- [Brief]: Repeat the entries. Each one must match exactly.

- [Available records]:
____________________

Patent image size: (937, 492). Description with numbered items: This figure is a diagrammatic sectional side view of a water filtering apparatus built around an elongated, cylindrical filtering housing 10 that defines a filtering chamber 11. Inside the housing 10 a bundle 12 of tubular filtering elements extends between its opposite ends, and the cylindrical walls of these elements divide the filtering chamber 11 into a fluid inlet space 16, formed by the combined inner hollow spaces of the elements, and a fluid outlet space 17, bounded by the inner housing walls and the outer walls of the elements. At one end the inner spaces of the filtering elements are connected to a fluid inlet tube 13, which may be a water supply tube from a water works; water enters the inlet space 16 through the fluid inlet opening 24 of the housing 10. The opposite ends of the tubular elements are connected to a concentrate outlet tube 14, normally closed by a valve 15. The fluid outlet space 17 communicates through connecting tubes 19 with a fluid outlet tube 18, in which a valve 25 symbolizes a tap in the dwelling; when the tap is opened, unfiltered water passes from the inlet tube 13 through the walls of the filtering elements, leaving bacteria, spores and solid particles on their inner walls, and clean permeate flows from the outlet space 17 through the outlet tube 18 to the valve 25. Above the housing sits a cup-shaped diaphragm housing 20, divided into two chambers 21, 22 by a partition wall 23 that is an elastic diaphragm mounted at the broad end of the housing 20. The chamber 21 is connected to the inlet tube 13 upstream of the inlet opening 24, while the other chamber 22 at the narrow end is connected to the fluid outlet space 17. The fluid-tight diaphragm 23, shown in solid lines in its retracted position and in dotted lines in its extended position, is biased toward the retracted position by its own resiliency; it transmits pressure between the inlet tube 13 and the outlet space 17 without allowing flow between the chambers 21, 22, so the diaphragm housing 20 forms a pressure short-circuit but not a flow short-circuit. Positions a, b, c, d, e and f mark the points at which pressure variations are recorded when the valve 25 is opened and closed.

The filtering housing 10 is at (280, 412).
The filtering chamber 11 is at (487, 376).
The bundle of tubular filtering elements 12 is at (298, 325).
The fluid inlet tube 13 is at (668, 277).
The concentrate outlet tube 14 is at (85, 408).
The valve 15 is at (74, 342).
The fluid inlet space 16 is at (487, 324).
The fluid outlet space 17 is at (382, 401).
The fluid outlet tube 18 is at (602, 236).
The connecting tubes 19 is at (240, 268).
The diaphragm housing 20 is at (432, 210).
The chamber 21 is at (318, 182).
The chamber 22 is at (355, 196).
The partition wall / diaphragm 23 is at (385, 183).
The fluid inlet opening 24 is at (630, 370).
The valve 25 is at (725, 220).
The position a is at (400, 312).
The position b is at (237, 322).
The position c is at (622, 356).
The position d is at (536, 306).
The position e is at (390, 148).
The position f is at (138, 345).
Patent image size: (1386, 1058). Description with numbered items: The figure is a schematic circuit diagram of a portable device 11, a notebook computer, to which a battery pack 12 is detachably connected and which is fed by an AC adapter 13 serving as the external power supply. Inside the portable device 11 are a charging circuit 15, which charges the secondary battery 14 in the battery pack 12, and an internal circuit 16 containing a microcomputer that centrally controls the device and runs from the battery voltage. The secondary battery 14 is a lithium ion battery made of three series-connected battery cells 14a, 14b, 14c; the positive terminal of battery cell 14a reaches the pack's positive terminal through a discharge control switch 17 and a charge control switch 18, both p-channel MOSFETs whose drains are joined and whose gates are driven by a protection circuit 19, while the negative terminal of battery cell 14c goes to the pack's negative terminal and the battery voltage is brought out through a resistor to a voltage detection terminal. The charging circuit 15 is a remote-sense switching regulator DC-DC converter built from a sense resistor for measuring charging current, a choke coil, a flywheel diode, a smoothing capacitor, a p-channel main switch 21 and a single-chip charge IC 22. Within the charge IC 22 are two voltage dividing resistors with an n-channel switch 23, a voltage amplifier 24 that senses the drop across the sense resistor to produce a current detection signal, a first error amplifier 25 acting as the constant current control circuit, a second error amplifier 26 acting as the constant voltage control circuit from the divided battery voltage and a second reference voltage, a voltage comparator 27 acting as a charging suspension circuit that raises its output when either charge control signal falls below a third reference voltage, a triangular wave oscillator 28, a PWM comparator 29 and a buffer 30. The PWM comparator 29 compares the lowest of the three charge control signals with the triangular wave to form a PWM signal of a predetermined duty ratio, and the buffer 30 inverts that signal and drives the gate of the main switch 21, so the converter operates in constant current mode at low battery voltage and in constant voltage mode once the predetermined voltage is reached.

____________________

- [Expected answer]:
Patent image size: (937, 492). Description with numbered items: This figure is a diagrammatic sectional side view of a water filtering apparatus built around an elongated, cylindrical filtering housing 10 that defines a filtering chamber 11. Inside the housing 10 a bundle 12 of tubular filtering elements extends between its opposite ends, and the cylindrical walls of these elements divide the filtering chamber 11 into a fluid inlet space 16, formed by the combined inner hollow spaces of the elements, and a fluid outlet space 17, bounded by the inner housing walls and the outer walls of the elements. At one end the inner spaces of the filtering elements are connected to a fluid inlet tube 13, which may be a water supply tube from a water works; water enters the inlet space 16 through the fluid inlet opening 24 of the housing 10. The opposite ends of the tubular elements are connected to a concentrate outlet tube 14, normally closed by a valve 15. The fluid outlet space 17 communicates through connecting tubes 19 with a fluid outlet tube 18, in which a valve 25 symbolizes a tap in the dwelling; when the tap is opened, unfiltered water passes from the inlet tube 13 through the walls of the filtering elements, leaving bacteria, spores and solid particles on their inner walls, and clean permeate flows from the outlet space 17 through the outlet tube 18 to the valve 25. Above the housing sits a cup-shaped diaphragm housing 20, divided into two chambers 21, 22 by a partition wall 23 that is an elastic diaphragm mounted at the broad end of the housing 20. The chamber 21 is connected to the inlet tube 13 upstream of the inlet opening 24, while the other chamber 22 at the narrow end is connected to the fluid outlet space 17. The fluid-tight diaphragm 23, shown in solid lines in its retracted position and in dotted lines in its extended position, is biased toward the retracted position by its own resiliency; it transmits pressure between the inlet tube 13 and the outlet space 17 without allowing flow between the chambers 21, 22, so the diaphragm housing 20 forms a pressure short-circuit but not a flow short-circuit. Positions a, b, c, d, e and f mark the points at which pressure variations are recorded when the valve 25 is opened and closed.

The filtering housing 10 is at (280, 412).
The filtering chamber 11 is at (487, 376).
The bundle of tubular filtering elements 12 is at (298, 325).
The fluid inlet tube 13 is at (668, 277).
The concentrate outlet tube 14 is at (85, 408).
The valve 15 is at (74, 342).
The fluid inlet space 16 is at (487, 324).
The fluid outlet space 17 is at (382, 401).
The fluid outlet tube 18 is at (602, 236).
The connecting tubes 19 is at (240, 268).
The diaphragm housing 20 is at (432, 210).
The chamber 21 is at (318, 182).
The chamber 22 is at (355, 196).
The partition wall / diaphragm 23 is at (385, 183).
The fluid inlet opening 24 is at (630, 370).
The valve 25 is at (725, 220).
The position a is at (400, 312).
The position b is at (237, 322).
The position c is at (622, 356).
The position d is at (536, 306).
The position e is at (390, 148).
The position f is at (138, 345).
Patent image size: (1386, 1058). Description with numbered items: The figure is a schematic circuit diagram of a portable device 11, a notebook computer, to which a battery pack 12 is detachably connected and which is fed by an AC adapter 13 serving as the external power supply. Inside the portable device 11 are a charging circuit 15, which charges the secondary battery 14 in the battery pack 12, and an internal circuit 16 containing a microcomputer that centrally controls the device and runs from the battery voltage. The secondary battery 14 is a lithium ion battery made of three series-connected battery cells 14a, 14b, 14c; the positive terminal of battery cell 14a reaches the pack's positive terminal through a discharge control switch 17 and a charge control switch 18, both p-channel MOSFETs whose drains are joined and whose gates are driven by a protection circuit 19, while the negative terminal of battery cell 14c goes to the pack's negative terminal and the battery voltage is brought out through a resistor to a voltage detection terminal. The charging circuit 15 is a remote-sense switching regulator DC-DC converter built from a sense resistor for measuring charging current, a choke coil, a flywheel diode, a smoothing capacitor, a p-channel main switch 21 and a single-chip charge IC 22. Within the charge IC 22 are two voltage dividing resistors with an n-channel switch 23, a voltage amplifier 24 that senses the drop across the sense resistor to produce a current detection signal, a first error amplifier 25 acting as the constant current control circuit, a second error amplifier 26 acting as the constant voltage control circuit from the divided battery voltage and a second reference voltage, a voltage comparator 27 acting as a charging suspension circuit that raises its output when either charge control signal falls below a third reference voltage, a triangular wave oscillator 28, a PWM comparator 29 and a buffer 30. The PWM comparator 29 compares the lowest of the three charge control signals with the triangular wave to form a PWM signal of a predetermined duty ratio, and the buffer 30 inverts that signal and drives the gate of the main switch 21, so the converter operates in constant current mode at low battery voltage and in constant voltage mode once the predetermined voltage is reached.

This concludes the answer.